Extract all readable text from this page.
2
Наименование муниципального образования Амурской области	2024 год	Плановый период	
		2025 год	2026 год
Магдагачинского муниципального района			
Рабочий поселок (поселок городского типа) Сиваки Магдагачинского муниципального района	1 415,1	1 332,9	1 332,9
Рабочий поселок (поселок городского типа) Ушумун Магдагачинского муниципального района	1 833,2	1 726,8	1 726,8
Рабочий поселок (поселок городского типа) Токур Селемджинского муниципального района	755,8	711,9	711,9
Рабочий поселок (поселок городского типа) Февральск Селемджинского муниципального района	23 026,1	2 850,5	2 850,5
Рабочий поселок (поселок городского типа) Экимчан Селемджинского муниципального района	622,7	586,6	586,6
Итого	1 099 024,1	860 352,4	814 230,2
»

* * *

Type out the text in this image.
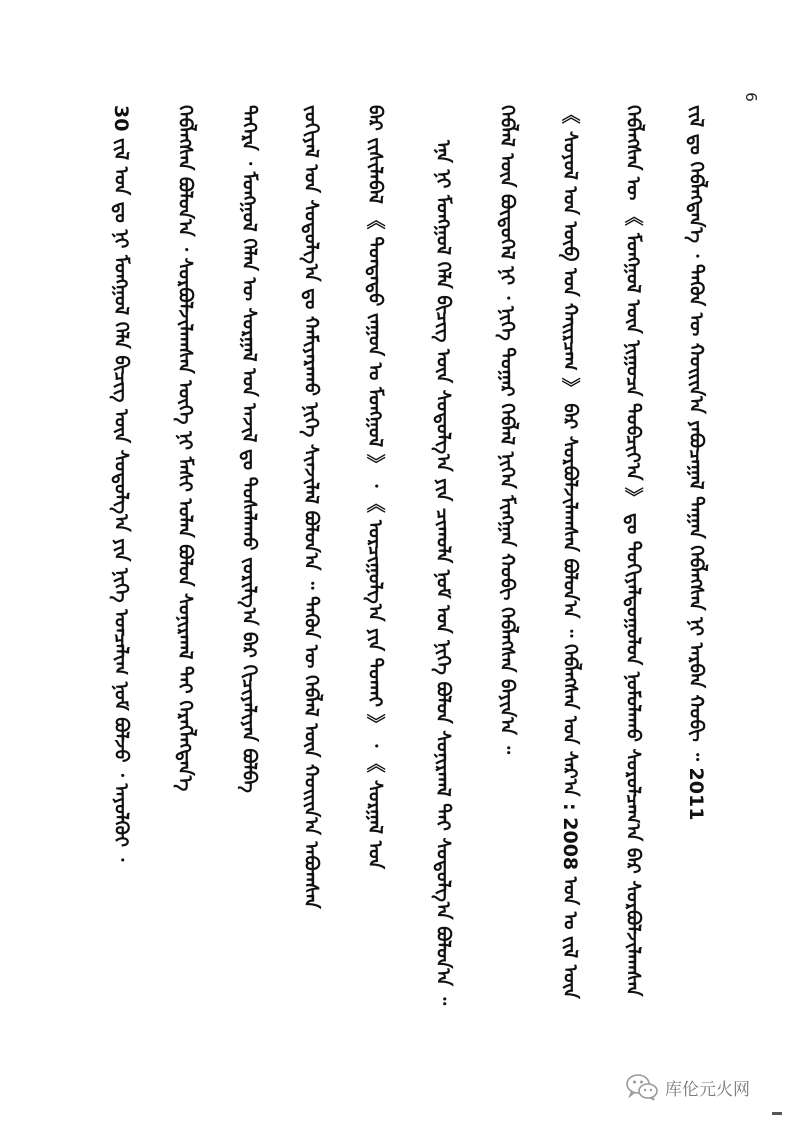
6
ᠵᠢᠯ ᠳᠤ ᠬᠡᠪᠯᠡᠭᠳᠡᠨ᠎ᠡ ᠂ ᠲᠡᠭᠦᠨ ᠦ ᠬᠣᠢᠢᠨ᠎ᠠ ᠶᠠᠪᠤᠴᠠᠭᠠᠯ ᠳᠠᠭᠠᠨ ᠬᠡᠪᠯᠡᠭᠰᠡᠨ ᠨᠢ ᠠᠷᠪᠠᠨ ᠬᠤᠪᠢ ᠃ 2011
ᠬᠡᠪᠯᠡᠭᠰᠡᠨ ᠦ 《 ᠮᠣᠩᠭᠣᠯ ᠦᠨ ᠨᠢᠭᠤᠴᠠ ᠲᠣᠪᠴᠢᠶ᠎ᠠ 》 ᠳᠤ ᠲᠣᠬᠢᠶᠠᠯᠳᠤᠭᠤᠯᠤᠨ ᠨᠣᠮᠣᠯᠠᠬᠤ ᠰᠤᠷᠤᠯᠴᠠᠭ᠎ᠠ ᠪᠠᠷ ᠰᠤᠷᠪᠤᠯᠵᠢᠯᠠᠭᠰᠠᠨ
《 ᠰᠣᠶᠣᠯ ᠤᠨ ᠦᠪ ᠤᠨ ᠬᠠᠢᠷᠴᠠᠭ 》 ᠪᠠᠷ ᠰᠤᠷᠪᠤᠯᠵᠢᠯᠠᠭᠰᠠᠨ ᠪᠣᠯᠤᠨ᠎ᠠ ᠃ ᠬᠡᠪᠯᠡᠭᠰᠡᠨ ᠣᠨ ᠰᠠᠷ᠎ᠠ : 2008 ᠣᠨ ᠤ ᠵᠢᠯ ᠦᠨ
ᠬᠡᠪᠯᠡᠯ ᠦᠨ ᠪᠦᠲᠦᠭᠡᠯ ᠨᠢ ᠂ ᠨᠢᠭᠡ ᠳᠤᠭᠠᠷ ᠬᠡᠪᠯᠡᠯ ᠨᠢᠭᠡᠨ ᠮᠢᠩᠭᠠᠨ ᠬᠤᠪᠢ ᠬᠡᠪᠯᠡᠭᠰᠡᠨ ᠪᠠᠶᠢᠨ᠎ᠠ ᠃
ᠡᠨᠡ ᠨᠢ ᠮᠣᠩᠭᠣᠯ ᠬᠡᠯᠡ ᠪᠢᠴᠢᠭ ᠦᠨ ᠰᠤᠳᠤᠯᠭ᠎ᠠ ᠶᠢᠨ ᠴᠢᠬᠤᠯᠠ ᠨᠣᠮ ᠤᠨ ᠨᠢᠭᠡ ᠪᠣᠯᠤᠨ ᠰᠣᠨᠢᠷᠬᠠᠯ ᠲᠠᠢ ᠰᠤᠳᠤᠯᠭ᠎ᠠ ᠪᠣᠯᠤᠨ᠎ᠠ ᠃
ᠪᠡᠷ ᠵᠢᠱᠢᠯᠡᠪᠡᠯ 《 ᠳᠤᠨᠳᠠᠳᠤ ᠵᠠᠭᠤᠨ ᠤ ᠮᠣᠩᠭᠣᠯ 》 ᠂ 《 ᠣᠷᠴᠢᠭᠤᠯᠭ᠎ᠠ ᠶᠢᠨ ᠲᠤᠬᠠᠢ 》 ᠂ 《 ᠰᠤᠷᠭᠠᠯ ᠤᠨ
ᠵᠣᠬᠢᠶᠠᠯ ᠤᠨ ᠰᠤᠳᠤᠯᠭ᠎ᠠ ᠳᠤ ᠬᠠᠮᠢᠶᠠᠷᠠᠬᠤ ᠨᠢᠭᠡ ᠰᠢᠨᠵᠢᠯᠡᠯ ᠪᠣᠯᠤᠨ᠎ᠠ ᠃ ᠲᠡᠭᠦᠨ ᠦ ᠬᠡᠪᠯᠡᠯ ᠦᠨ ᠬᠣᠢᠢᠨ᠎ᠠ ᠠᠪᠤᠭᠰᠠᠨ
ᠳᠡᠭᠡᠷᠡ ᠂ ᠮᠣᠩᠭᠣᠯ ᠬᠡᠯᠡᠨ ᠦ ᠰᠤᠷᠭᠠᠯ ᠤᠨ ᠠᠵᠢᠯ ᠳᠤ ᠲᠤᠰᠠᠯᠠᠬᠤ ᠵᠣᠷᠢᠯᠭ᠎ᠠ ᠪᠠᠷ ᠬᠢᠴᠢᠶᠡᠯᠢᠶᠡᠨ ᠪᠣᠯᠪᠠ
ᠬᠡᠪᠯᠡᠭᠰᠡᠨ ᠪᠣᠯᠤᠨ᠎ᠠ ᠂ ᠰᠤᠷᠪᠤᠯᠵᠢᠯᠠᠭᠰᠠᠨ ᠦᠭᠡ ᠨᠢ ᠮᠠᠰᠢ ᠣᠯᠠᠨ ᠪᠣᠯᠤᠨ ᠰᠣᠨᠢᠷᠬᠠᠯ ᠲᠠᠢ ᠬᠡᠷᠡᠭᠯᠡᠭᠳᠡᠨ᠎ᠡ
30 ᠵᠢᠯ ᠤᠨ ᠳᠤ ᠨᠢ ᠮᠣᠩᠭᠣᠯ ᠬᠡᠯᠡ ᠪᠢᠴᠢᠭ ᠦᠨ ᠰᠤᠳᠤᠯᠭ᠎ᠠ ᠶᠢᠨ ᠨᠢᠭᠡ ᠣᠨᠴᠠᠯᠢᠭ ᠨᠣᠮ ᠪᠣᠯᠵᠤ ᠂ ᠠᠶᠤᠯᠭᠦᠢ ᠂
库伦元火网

---

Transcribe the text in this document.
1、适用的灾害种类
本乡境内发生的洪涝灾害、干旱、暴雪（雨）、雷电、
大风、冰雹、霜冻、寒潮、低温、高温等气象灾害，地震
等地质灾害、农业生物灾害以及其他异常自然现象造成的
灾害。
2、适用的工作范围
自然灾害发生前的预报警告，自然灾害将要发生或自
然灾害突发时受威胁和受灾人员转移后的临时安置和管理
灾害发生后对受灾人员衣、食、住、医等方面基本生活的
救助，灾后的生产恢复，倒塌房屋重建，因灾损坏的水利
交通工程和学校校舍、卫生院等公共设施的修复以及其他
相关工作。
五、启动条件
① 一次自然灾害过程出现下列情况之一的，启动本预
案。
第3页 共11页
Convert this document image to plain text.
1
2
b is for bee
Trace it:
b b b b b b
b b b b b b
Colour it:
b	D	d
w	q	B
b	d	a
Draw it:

# Written problem
Scan the data for the word "image" and copy every line where it shows up.

# Exercise solution
Type out the text in this image.
Convert this document image to plain text.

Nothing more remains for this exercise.